**Texte fourni:**

....

Bruxelles Dans sa dernière publication, Brussels Studies dresse une série de constats sur le piétonnier, plus de 2 ans après son instauration.

Alors que les travaux de réaménagement du piétonnier s’apprêtent, enfin, à démarrer, l’heure est venue pour Brussels Studies Institute (BSI) de dresser la liste des principaux défis qui restent encore à relever dans cet épineux dossier. Les chercheurs Michel Hubert, Eric Corijn, Julie Neuwels, Margaux Hardy, Sofie Vermeulen et Vaesen ont rendu publique ce lundi leur dernière publication intitulée Du grand piétonnier au projet urbain : atouts et défis pour le centre-ville de Bruxelles.

Selon les auteurs, le projet de rénovation du centre-ville bruxellois est confronté à quatre défis majeurs : expliciter et atteindre les ambitions de l’aménagement de l’espace public, renforcer les liens du projet avec les autres dynamiques à l’œuvre à l’échelle régionale et métropolitaine, augmenter l’adhésion au projet et confirmer le changement de paradigme lié à la mobilité.

Alors que l’actuel plan d’aménagement de l’espace public piétonnisé propose une division des boulevards centraux en une séquence d’espaces portant chacun un nom spécifique et désignant chacun une ambiance, les auteurs avancent que ces structures ne peuvent pas réguler totalement les comportements des différents usagers. "Un aménagement trop déterminé implique un risque de surappropriation de certaines zones par certaines catégories socioculturelles, de genre, de génération, etc. Une intervention publique est donc nécessaire pour assurer un certain équilibre permettant la cohabitation entre le marchand, le politique et l’esthétique dans l’espace public ", indiquent les chercheurs.

....

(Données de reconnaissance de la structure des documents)
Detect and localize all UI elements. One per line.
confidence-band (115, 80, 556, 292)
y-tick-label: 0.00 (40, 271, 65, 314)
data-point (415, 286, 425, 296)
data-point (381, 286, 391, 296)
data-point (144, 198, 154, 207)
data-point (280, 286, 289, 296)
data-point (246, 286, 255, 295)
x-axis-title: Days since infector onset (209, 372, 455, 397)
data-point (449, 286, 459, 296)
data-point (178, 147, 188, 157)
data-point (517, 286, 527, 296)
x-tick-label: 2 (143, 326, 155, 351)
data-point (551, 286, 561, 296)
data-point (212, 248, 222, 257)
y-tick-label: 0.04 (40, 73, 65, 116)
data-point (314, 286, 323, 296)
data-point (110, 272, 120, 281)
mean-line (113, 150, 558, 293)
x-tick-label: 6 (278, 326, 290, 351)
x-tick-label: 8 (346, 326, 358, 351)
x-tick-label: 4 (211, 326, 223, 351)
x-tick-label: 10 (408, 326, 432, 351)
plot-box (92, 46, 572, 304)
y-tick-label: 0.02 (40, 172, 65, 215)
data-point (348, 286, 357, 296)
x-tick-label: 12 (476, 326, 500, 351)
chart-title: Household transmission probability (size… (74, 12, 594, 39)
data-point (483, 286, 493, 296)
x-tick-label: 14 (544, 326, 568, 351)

....

**Actions demandées:**
1 – Indiquez si chacune des affirmations suivantes concorde avec le texte sur le piétonnier bruxellois, en répondant par oui ou par non et en citant les mots décisifs du texte. (a) Le projet de rénovation du centre-ville fait face à quatre défis majeurs. (b) Les chercheurs ont rendu leur publication publique un vendredi. (c) Selon les auteurs, les structures d'aménagement peuvent réguler totalement les comportements des usagers.
2 – Recopiez, dans le texte sur le piétonnier bruxellois, tout ce qui va de « Bruxelles Dans sa » jusqu'à « centre-ville de Bruxelles. ».
Ces données ne sont pas nécessaires ici.

**Réponses aux consignes:**
1 –
(a) Oui : « est confronté à quatre défis majeurs ».
(b) Non : « ont rendu publique ce lundi leur dernière publication ».
(c) Non : « ces structures ne peuvent pas réguler totalement les comportements des différents usagers ».

2 –
Bruxelles Dans sa dernière publication, Brussels Studies dresse une série de constats sur le piétonnier, plus de 2 ans après son instauration.

Alors que les travaux de réaménagement du piétonnier s’apprêtent, enfin, à démarrer, l’heure est venue pour Brussels Studies Institute (BSI) de dresser la liste des principaux défis qui restent encore à relever dans cet épineux dossier. Les chercheurs Michel Hubert, Eric Corijn, Julie Neuwels, Margaux Hardy, Sofie Vermeulen et Vaesen ont rendu publique ce lundi leur dernière publication intitulée Du grand piétonnier au projet urbain : atouts et défis pour le centre-ville de Bruxelles.